* Start Stored records *
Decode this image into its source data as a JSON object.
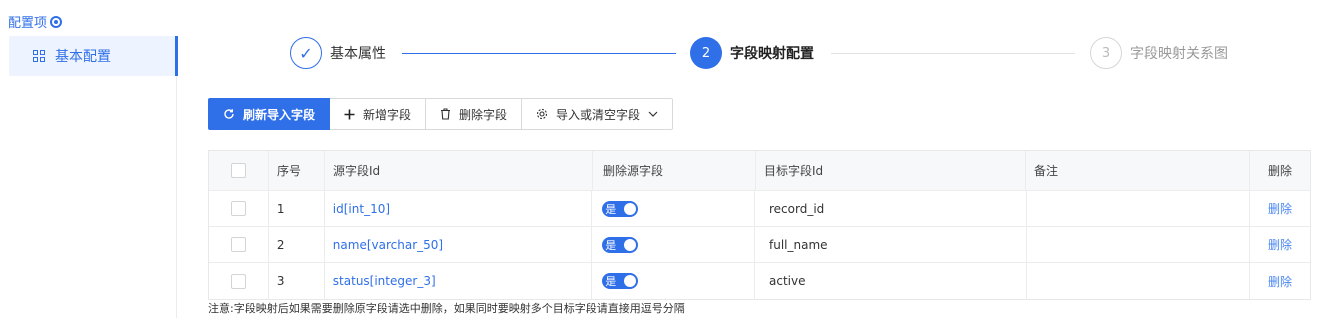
{
  "sidebar": {
    "title": "配置项",
    "items": [
      {
        "label": "基本配置"
      }
    ]
  },
  "steps": [
    {
      "number": "✓",
      "label": "基本属性",
      "state": "done"
    },
    {
      "number": "2",
      "label": "字段映射配置",
      "state": "active"
    },
    {
      "number": "3",
      "label": "字段映射关系图",
      "state": "pending"
    }
  ],
  "toolbar": {
    "refresh_label": "刷新导入字段",
    "add_label": "新增字段",
    "delete_label": "删除字段",
    "import_label": "导入或清空字段"
  },
  "table": {
    "headers": {
      "index": "序号",
      "source": "源字段Id",
      "delete_source": "删除源字段",
      "target": "目标字段Id",
      "note": "备注",
      "action": "删除"
    },
    "rows": [
      {
        "index": "1",
        "source": "id[int_10]",
        "toggle": "是",
        "target": "record_id",
        "note": "",
        "action": "删除"
      },
      {
        "index": "2",
        "source": "name[varchar_50]",
        "toggle": "是",
        "target": "full_name",
        "note": "",
        "action": "删除"
      },
      {
        "index": "3",
        "source": "status[integer_3]",
        "toggle": "是",
        "target": "active",
        "note": "",
        "action": "删除"
      }
    ]
  },
  "footer_note": "注意:字段映射后如果需要删除原字段请选中删除，如果同时要映射多个目标字段请直接用逗号分隔",
  "colors": {
    "accent": "#2f6fe8",
    "sidebar_bg": "#eef4ff"
  }
}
* End Stored records *
— Task details —
Output every entry exactly as given; pictures are not part of the copy.

— Task result —
Decode this image into its source data as a JSON object.
{
  "sidebar": {
    "title": "配置项",
    "items": [
      {
        "label": "基本配置"
      }
    ]
  },
  "steps": [
    {
      "number": "✓",
      "label": "基本属性",
      "state": "done"
    },
    {
      "number": "2",
      "label": "字段映射配置",
      "state": "active"
    },
    {
      "number": "3",
      "label": "字段映射关系图",
      "state": "pending"
    }
  ],
  "toolbar": {
    "refresh_label": "刷新导入字段",
    "add_label": "新增字段",
    "delete_label": "删除字段",
    "import_label": "导入或清空字段"
  },
  "table": {
    "headers": {
      "index": "序号",
      "source": "源字段Id",
      "delete_source": "删除源字段",
      "target": "目标字段Id",
      "note": "备注",
      "action": "删除"
    },
    "rows": [
      {
        "index": "1",
        "source": "id[int_10]",
        "toggle": "是",
        "target": "record_id",
        "note": "",
        "action": "删除"
      },
      {
        "index": "2",
        "source": "name[varchar_50]",
        "toggle": "是",
        "target": "full_name",
        "note": "",
        "action": "删除"
      },
      {
        "index": "3",
        "source": "status[integer_3]",
        "toggle": "是",
        "target": "active",
        "note": "",
        "action": "删除"
      }
    ]
  },
  "footer_note": "注意:字段映射后如果需要删除原字段请选中删除，如果同时要映射多个目标字段请直接用逗号分隔",
  "colors": {
    "accent": "#2f6fe8",
    "sidebar_bg": "#eef4ff"
  }
}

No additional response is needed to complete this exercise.